What is needed: Find the lines that include the string "does" and report how many there are. Give no other text.

-=-=-=-=-

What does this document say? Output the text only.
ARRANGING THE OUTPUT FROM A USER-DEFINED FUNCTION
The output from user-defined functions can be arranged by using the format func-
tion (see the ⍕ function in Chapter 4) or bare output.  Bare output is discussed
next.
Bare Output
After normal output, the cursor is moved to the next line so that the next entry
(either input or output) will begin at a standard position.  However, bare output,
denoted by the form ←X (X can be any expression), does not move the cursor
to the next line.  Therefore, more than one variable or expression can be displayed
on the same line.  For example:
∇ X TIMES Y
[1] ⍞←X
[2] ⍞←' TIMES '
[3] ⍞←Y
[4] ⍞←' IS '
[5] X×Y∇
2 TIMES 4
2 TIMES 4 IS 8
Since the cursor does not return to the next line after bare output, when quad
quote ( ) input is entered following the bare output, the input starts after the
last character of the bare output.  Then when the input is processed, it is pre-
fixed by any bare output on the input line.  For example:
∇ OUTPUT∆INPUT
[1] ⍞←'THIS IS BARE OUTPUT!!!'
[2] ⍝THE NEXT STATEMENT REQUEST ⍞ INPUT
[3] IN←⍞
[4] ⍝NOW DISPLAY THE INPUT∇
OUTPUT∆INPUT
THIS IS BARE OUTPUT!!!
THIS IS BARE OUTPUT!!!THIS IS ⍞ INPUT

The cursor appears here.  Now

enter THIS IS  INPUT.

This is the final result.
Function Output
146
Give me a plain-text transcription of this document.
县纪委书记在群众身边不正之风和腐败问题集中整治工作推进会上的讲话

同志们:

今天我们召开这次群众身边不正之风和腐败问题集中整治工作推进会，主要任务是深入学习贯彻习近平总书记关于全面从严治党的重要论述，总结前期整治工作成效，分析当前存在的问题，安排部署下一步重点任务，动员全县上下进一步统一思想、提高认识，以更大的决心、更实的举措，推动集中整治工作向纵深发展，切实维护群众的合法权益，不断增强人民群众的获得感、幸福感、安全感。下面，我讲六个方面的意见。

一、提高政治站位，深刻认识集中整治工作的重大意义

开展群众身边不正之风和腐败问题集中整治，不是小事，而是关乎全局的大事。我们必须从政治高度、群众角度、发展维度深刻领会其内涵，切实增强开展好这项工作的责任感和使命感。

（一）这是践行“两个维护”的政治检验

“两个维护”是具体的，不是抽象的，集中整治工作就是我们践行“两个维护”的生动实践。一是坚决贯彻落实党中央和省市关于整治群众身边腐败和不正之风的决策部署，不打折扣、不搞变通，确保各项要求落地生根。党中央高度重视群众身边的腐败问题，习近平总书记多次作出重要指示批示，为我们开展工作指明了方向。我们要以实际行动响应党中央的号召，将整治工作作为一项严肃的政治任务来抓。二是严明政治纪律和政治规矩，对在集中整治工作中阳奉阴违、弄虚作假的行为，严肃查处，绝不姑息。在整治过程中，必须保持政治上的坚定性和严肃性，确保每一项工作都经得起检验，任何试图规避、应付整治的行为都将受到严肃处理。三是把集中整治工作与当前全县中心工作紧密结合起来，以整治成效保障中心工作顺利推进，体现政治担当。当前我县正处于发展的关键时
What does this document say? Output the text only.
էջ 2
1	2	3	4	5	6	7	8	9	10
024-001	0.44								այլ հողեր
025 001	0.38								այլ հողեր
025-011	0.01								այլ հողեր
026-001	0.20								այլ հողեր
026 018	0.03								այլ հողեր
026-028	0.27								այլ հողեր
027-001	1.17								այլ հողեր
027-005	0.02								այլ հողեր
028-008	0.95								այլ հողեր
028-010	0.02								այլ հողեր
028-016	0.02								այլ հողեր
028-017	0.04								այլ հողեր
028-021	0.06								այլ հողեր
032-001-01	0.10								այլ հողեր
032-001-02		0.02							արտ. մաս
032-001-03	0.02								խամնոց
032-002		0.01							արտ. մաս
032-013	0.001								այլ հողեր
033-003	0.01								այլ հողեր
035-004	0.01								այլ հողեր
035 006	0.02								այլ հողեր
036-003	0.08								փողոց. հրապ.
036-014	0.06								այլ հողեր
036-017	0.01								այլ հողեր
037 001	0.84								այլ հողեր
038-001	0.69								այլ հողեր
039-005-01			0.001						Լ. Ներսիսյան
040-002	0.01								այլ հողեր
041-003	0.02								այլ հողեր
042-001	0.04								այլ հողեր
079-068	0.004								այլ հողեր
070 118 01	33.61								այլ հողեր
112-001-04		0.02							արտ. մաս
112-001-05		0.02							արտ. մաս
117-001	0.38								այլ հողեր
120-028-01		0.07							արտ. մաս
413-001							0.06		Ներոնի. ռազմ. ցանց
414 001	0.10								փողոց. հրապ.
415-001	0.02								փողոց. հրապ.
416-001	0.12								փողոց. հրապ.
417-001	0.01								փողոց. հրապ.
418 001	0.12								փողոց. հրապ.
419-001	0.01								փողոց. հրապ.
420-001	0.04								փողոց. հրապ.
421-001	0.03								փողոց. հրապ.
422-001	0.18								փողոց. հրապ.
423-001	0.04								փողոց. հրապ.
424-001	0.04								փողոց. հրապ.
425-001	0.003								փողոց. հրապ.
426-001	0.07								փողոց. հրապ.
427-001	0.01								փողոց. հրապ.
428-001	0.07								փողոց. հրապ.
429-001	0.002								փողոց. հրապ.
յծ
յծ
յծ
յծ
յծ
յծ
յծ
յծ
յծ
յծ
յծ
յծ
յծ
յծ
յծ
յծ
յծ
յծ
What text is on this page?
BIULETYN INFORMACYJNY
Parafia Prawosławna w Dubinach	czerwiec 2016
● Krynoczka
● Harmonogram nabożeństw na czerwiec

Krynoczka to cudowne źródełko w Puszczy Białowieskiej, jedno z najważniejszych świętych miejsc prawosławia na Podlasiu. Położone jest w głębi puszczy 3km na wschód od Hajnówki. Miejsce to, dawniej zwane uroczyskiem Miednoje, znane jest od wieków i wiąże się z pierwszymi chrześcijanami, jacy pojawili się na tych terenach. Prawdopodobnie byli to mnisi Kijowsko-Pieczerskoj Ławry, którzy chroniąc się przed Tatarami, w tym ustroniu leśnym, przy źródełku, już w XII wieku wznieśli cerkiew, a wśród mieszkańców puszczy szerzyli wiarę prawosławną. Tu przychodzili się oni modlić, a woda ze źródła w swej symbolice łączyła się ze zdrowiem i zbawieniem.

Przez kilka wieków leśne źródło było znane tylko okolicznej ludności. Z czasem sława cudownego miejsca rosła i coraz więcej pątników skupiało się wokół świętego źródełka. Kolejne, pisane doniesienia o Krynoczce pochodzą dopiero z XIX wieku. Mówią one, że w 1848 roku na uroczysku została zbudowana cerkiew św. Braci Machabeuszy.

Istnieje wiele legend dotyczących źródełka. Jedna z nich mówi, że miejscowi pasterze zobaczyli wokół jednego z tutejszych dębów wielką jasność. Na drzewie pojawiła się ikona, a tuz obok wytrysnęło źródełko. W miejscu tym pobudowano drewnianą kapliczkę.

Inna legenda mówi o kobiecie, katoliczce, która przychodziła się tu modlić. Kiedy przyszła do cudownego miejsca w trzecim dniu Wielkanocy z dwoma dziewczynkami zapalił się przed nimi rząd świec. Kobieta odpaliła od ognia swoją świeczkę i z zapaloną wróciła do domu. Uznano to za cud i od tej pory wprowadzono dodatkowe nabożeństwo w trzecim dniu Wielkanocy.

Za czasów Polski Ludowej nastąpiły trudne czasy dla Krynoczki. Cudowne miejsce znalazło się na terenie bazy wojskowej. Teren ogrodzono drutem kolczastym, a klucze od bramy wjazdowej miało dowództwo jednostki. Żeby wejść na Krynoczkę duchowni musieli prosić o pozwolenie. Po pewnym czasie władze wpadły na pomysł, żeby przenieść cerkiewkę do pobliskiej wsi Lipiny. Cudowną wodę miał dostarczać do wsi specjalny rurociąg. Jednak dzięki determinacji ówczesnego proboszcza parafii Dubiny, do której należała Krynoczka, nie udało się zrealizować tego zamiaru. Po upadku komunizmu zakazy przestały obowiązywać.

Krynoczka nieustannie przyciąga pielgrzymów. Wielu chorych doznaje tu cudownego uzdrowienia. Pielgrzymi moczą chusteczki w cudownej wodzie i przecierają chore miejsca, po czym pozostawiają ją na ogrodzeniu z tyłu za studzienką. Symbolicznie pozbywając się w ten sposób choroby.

-=-=-=-=-

Output for this task: 4